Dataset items
○ ○ ○ ○

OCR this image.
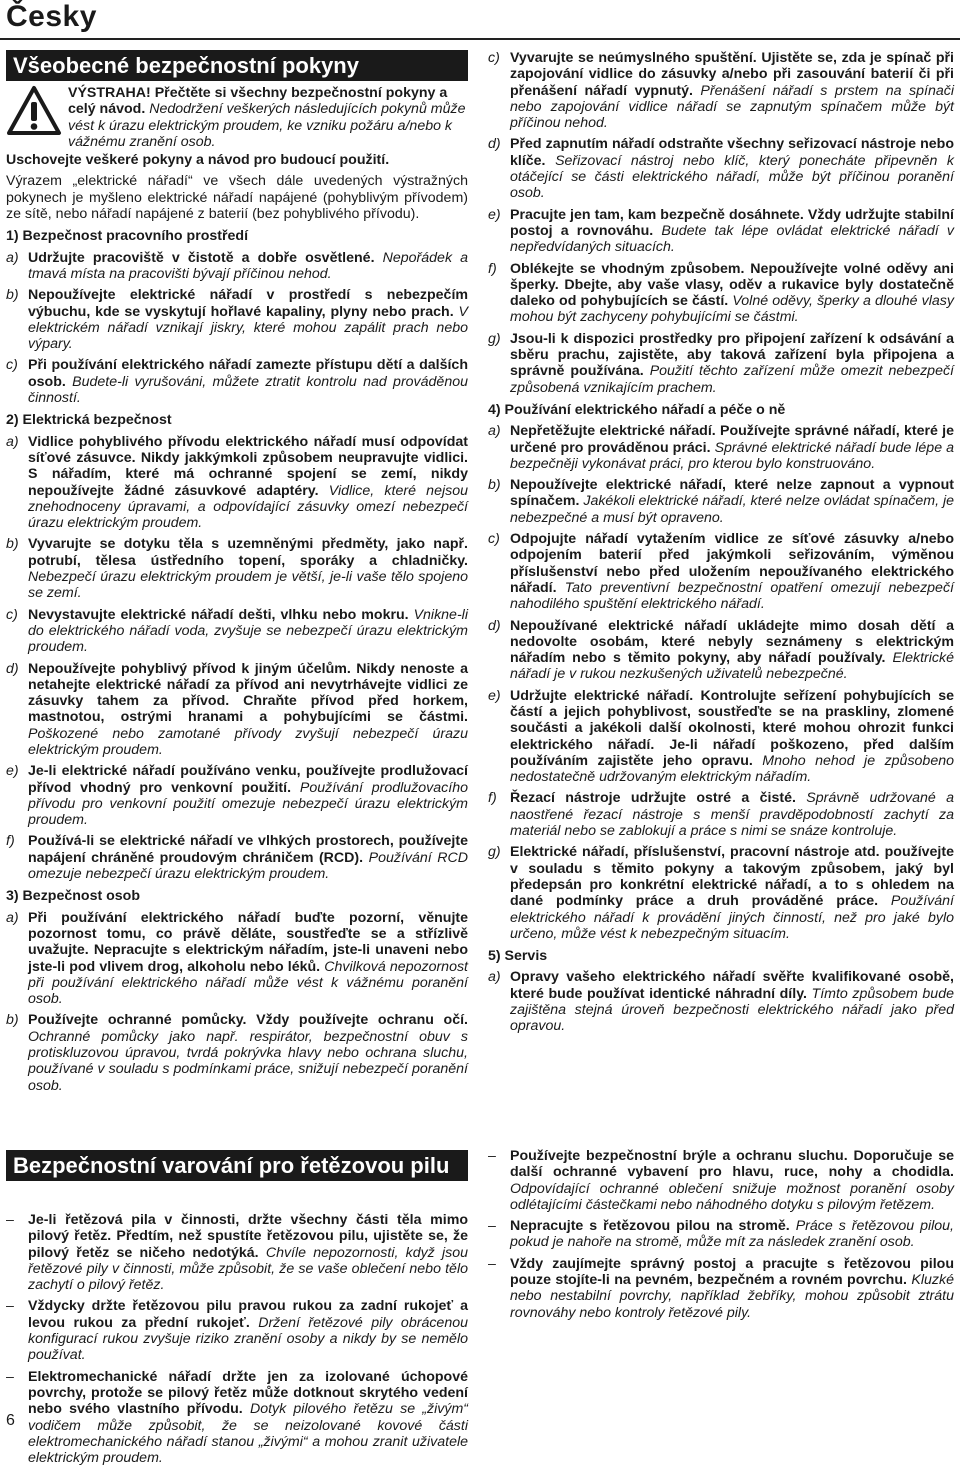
Česky
Všeobecné bezpečnostní pokyny
VÝSTRAHA! Přečtěte si všechny bezpečnostní pokyny a celý návod. Nedodržení veškerých následujících pokynů může vést k úrazu elektrickým proudem, ke vzniku požáru a/nebo k vážnému zranění osob.

Uschovejte veškeré pokyny a návod pro budoucí použití.

Výrazem „elektrické nářadí“ ve všech dále uvedených výstražných pokynech je myšleno elektrické nářadí napájené (pohyblivým přívodem) ze sítě, nebo nářadí napájené z baterií (bez pohyblivého přívodu).

1) Bezpečnost pracovního prostředí
a) Udržujte pracoviště v čistotě a dobře osvětlené. Nepořádek a tmavá místa na pracovišti bývají příčinou nehod.
b) Nepoužívejte elektrické nářadí v prostředí s nebezpečím výbuchu, kde se vyskytují hořlavé kapaliny, plyny nebo prach. V elektrickém nářadí vznikají jiskry, které mohou zapálit prach nebo výpary.
c) Při používání elektrického nářadí zamezte přístupu dětí a dalších osob. Budete-li vyrušováni, můžete ztratit kontrolu nad prováděnou činností.
2) Elektrická bezpečnost
a) Vidlice pohyblivého přívodu elektrického nářadí musí odpovídat síťové zásuvce. Nikdy jakkýmkoli způsobem neupravujte vidlici. S nářadím, které má ochranné spojení se zemí, nikdy nepoužívejte žádné zásuvkové adaptéry. Vidlice, které nejsou znehodnoceny úpravami, a odpovídající zásuvky omezí nebezpečí úrazu elektrickým proudem.
b) Vyvarujte se dotyku těla s uzemněnými předměty, jako např. potrubí, tělesa ústředního topení, sporáky a chladničky. Nebezpečí úrazu elektrickým proudem je větší, je-li vaše tělo spojeno se zemí.
c) Nevystavujte elektrické nářadí dešti, vlhku nebo mokru. Vnikne-li do elektrického nářadí voda, zvyšuje se nebezpečí úrazu elektrickým proudem.
d) Nepoužívejte pohyblivý přívod k jiným účelům. Nikdy nenoste a netahejte elektrické nářadí za přívod ani nevytrhávejte vidlici ze zásuvky tahem za přívod. Chraňte přívod před horkem, mastnotou, ostrými hranami a pohybujícími se částmi. Poškozené nebo zamotané přívody zvyšují nebezpečí úrazu elektrickým proudem.
e) Je-li elektrické nářadí používáno venku, používejte prodlužovací přívod vhodný pro venkovní použití. Používání prodlužovacího přívodu pro venkovní použití omezuje nebezpečí úrazu elektrickým proudem.
f) Používá-li se elektrické nářadí ve vlhkých prostorech, používejte napájení chráněné proudovým chráničem (RCD). Používání RCD omezuje nebezpečí úrazu elektrickým proudem.
3) Bezpečnost osob
a) Při používání elektrického nářadí buďte pozorní, věnujte pozornost tomu, co právě děláte, soustřeďte se a střízlivě uvažujte. Nepracujte s elektrickým nářadím, jste-li unaveni nebo jste-li pod vlivem drog, alkoholu nebo léků. Chvilková nepozornost při používání elektrického nářadí může vést k vážnému poranění osob.
b) Používejte ochranné pomůcky. Vždy používejte ochranu očí. Ochranné pomůcky jako např. respirátor, bezpečnostní obuv s protiskluzovou úpravou, tvrdá pokrývka hlavy nebo ochrana sluchu, používané v souladu s podmínkami práce, snižují nebezpečí poranění osob.
c) Vyvarujte se neúmyslného spuštění. Ujistěte se, zda je spínač při zapojování vidlice do zásuvky a/nebo při zasouvání baterií či při přenášení nářadí vypnutý. Přenášení nářadí s prstem na spínači nebo zapojování vidlice nářadí se zapnutým spínačem může být příčinou nehod.
d) Před zapnutím nářadí odstraňte všechny seřizovací nástroje nebo klíče. Seřizovací nástroj nebo klíč, který ponecháte připevněn k otáčející se části elektrického nářadí, může být příčinou poranění osob.
e) Pracujte jen tam, kam bezpečně dosáhnete. Vždy udržujte stabilní postoj a rovnováhu. Budete tak lépe ovládat elektrické nářadí v nepředvídaných situacích.
f) Oblékejte se vhodným způsobem. Nepoužívejte volné oděvy ani šperky. Dbejte, aby vaše vlasy, oděv a rukavice byly dostatečně daleko od pohybujících se částí. Volné oděvy, šperky a dlouhé vlasy mohou být zachyceny pohybujícími se částmi.
g) Jsou-li k dispozici prostředky pro připojení zařízení k odsávání a sběru prachu, zajistěte, aby taková zařízení byla připojena a správně používána. Použití těchto zařízení může omezit nebezpečí způsobená vznikajícím prachem.
4) Používání elektrického nářadí a péče o ně
a) Nepřetěžujte elektrické nářadí. Používejte správné nářadí, které je určené pro prováděnou práci. Správné elektrické nářadí bude lépe a bezpečněji vykonávat práci, pro kterou bylo konstruováno.
b) Nepoužívejte elektrické nářadí, které nelze zapnout a vypnout spínačem. Jakékoli elektrické nářadí, které nelze ovládat spínačem, je nebezpečné a musí být opraveno.
c) Odpojujte nářadí vytažením vidlice ze síťové zásuvky a/nebo odpojením baterií před jakýmkoli seřizováním, výměnou příslušenství nebo před uložením nepoužívaného elektrického nářadí. Tato preventivní bezpečnostní opatření omezují nebezpečí nahodilého spuštění elektrického nářadí.
d) Nepoužívané elektrické nářadí ukládejte mimo dosah dětí a nedovolte osobám, které nebyly seznámeny s elektrickým nářadím nebo s těmito pokyny, aby nářadí používaly. Elektrické nářadí je v rukou nezkušených uživatelů nebezpečné.
e) Udržujte elektrické nářadí. Kontrolujte seřízení pohybujících se částí a jejich pohyblivost, soustřeďte se na praskliny, zlomené součásti a jakékoli další okolnosti, které mohou ohrozit funkci elektrického nářadí. Je-li nářadí poškozeno, před dalším používáním zajistěte jeho opravu. Mnoho nehod je způsobeno nedostatečně udržovaným elektrickým nářadím.
f) Řezací nástroje udržujte ostré a čisté. Správně udržované a naostřené řezací nástroje s menší pravděpodobností zachytí za materiál nebo se zablokují a práce s nimi se snáze kontroluje.
g) Elektrické nářadí, příslušenství, pracovní nástroje atd. používejte v souladu s těmito pokyny a takovým způsobem, jaký byl předepsán pro konkrétní elektrické nářadí, a to s ohledem na dané podmínky práce a druh prováděné práce. Používání elektrického nářadí k provádění jiných činností, než pro jaké bylo určeno, může vést k nebezpečným situacím.
5) Servis
a) Opravy vašeho elektrického nářadí svěřte kvalifikované osobě, které bude používat identické náhradní díly. Tímto způsobem bude zajištěna stejná úroveň bezpečnosti elektrického nářadí jako před opravou.
Bezpečnostní varování pro řetězovou pilu
– Je-li řetězová pila v činnosti, držte všechny části těla mimo pilový řetěz. Předtím, než spustíte řetězovou pilu, ujistěte se, že pilový řetěz se ničeho nedotýká. Chvíle nepozornosti, když jsou řetězové pily v činnosti, může způsobit, že se vaše oblečení nebo tělo zachytí o pilový řetěz.
– Vždycky držte řetězovou pilu pravou rukou za zadní rukojeť a levou rukou za přední rukojeť. Držení řetězové pily obrácenou konfigurací rukou zvyšuje riziko zranění osoby a nikdy by se nemělo používat.
– Elektromechanické nářadí držte jen za izolované úchopové povrchy, protože se pilový řetěz může dotknout skrytého vedení nebo svého vlastního přívodu. Dotyk pilového řetězu se „živým“ vodičem může způsobit, že se neizolované kovové části elektromechanického nářadí stanou „živými“ a mohou zranit uživatele elektrickým proudem.
– Používejte bezpečnostní brýle a ochranu sluchu. Doporučuje se další ochranné vybavení pro hlavu, ruce, nohy a chodidla. Odpovídající ochranné oblečení snižuje možnost poranění osoby odlétajícími částečkami nebo náhodného dotyku s pilovým řetězem.
– Nepracujte s řetězovou pilou na stromě. Práce s řetězovou pilou, pokud je nahoře na stromě, může mít za následek zranění osob.
– Vždy zaujímejte správný postoj a pracujte s řetězovou pilou pouze stojíte-li na pevném, bezpečném a rovném povrchu. Kluzké nebo nestabilní povrchy, například žebříky, mohou způsobit ztrátu rovnováhy nebo kontroly řetězové pily.
6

○ ○ ○ ○

[Aim] Whenever "dětí" turns up in a line, pick that line out.

[Solution]
c) Při používání elektrického nářadí zamezte přístupu dětí a dalších osob. Budete-li vyrušováni, můžete ztratit kontrolu nad prováděnou činností.
d) Nepoužívané elektrické nářadí ukládejte mimo dosah dětí a nedovolte osobám, které nebyly seznámeny s elektrickým nářadím nebo s těmito pokyny, aby nářadí používaly. Elektrické nářadí je v rukou nezkušených uživatelů nebezpečné.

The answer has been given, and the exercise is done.